------ DATASET ENTRIES ------
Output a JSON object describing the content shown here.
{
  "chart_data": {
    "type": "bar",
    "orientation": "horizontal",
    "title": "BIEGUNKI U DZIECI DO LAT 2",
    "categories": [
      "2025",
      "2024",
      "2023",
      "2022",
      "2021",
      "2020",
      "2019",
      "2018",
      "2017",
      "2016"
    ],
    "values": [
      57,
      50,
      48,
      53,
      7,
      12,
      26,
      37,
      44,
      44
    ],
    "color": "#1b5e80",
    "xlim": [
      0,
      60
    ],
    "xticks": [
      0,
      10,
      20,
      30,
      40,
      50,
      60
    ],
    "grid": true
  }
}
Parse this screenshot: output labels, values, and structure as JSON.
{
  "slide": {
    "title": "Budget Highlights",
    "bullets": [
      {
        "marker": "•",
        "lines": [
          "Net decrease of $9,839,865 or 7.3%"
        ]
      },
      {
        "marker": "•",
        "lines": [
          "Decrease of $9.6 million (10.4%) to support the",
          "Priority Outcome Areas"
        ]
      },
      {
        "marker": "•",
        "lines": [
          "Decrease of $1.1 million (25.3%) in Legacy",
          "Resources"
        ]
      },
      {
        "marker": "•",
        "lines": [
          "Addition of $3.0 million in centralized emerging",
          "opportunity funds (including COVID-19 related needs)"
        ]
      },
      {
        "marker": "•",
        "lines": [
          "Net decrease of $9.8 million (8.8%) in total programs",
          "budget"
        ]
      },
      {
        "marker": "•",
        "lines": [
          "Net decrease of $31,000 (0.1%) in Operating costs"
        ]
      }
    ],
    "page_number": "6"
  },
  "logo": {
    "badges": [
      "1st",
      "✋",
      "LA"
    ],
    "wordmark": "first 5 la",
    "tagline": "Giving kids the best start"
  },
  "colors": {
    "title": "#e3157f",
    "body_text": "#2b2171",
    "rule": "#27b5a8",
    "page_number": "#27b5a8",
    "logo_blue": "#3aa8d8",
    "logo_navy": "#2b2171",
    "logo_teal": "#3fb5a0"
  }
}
------
WRITTEN EXERCISE:
Extract, verbatim, the lines from the one containing "Parse this screenshot: output" through the last line of the listing above.

EXERCISE SOLUTION:
Parse this screenshot: output labels, values, and structure as JSON.
{
  "slide": {
    "title": "Budget Highlights",
    "bullets": [
      {
        "marker": "•",
        "lines": [
          "Net decrease of $9,839,865 or 7.3%"
        ]
      },
      {
        "marker": "•",
        "lines": [
          "Decrease of $9.6 million (10.4%) to support the",
          "Priority Outcome Areas"
        ]
      },
      {
        "marker": "•",
        "lines": [
          "Decrease of $1.1 million (25.3%) in Legacy",
          "Resources"
        ]
      },
      {
        "marker": "•",
        "lines": [
          "Addition of $3.0 million in centralized emerging",
          "opportunity funds (including COVID-19 related needs)"
        ]
      },
      {
        "marker": "•",
        "lines": [
          "Net decrease of $9.8 million (8.8%) in total programs",
          "budget"
        ]
      },
      {
        "marker": "•",
        "lines": [
          "Net decrease of $31,000 (0.1%) in Operating costs"
        ]
      }
    ],
    "page_number": "6"
  },
  "logo": {
    "badges": [
      "1st",
      "✋",
      "LA"
    ],
    "wordmark": "first 5 la",
    "tagline": "Giving kids the best start"
  },
  "colors": {
    "title": "#e3157f",
    "body_text": "#2b2171",
    "rule": "#27b5a8",
    "page_number": "#27b5a8",
    "logo_blue": "#3aa8d8",
    "logo_navy": "#2b2171",
    "logo_teal": "#3fb5a0"
  }
}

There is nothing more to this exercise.